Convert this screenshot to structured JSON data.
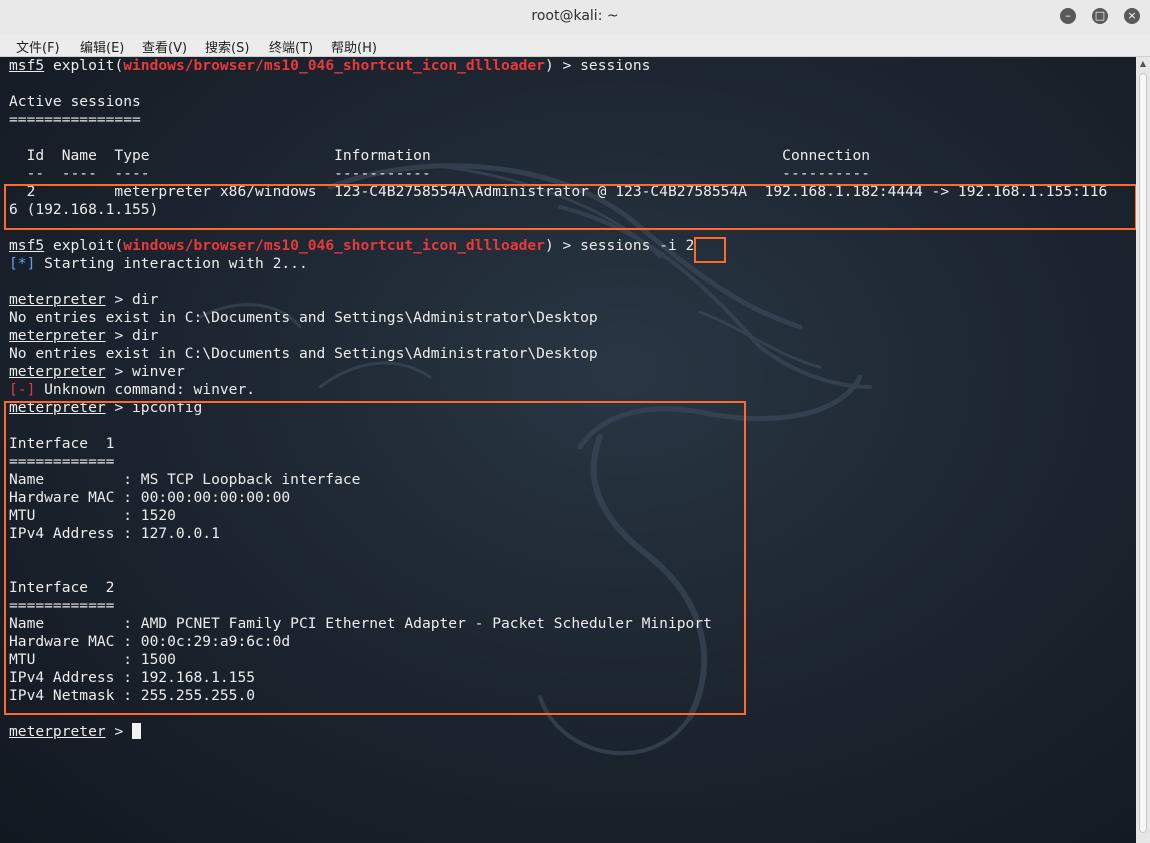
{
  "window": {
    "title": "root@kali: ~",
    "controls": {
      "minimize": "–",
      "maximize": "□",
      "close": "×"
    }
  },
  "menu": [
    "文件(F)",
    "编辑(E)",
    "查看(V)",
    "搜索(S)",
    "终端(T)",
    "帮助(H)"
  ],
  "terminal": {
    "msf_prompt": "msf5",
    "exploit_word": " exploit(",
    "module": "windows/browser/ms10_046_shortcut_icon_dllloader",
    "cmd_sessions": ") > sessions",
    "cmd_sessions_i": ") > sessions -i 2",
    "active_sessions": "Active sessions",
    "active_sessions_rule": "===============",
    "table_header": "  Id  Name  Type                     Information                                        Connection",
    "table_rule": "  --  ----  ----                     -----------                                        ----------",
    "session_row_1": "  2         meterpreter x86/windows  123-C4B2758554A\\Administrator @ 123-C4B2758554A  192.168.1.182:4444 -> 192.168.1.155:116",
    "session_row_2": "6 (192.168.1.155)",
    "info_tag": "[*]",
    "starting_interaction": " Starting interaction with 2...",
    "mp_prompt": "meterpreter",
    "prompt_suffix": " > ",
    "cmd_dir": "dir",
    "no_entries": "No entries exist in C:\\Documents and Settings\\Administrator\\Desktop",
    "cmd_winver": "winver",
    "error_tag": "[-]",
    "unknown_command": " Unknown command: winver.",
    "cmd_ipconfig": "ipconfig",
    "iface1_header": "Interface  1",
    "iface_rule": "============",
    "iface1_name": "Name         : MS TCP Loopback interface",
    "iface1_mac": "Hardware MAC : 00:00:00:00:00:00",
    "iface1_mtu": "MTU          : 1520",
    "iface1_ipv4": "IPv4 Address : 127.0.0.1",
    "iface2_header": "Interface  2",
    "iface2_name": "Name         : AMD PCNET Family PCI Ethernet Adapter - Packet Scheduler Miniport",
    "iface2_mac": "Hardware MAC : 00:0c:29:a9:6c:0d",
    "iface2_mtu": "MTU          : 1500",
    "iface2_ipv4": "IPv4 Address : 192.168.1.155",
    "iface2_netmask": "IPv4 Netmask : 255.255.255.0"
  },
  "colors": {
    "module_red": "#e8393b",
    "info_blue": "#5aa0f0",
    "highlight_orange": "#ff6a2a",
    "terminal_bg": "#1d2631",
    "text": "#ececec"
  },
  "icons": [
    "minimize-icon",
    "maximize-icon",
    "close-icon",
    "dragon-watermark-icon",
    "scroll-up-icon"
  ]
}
*****
__Problem__:
Gather each line of the records holding the string "Administrator".

__Task solution__:
    "session_row_1": "  2         meterpreter x86/windows  123-C4B2758554A\\Administrator @ 123-C4B2758554A  192.168.1.182:4444 -> 192.168.1.155:116",
    "no_entries": "No entries exist in C:\\Documents and Settings\\Administrator\\Desktop",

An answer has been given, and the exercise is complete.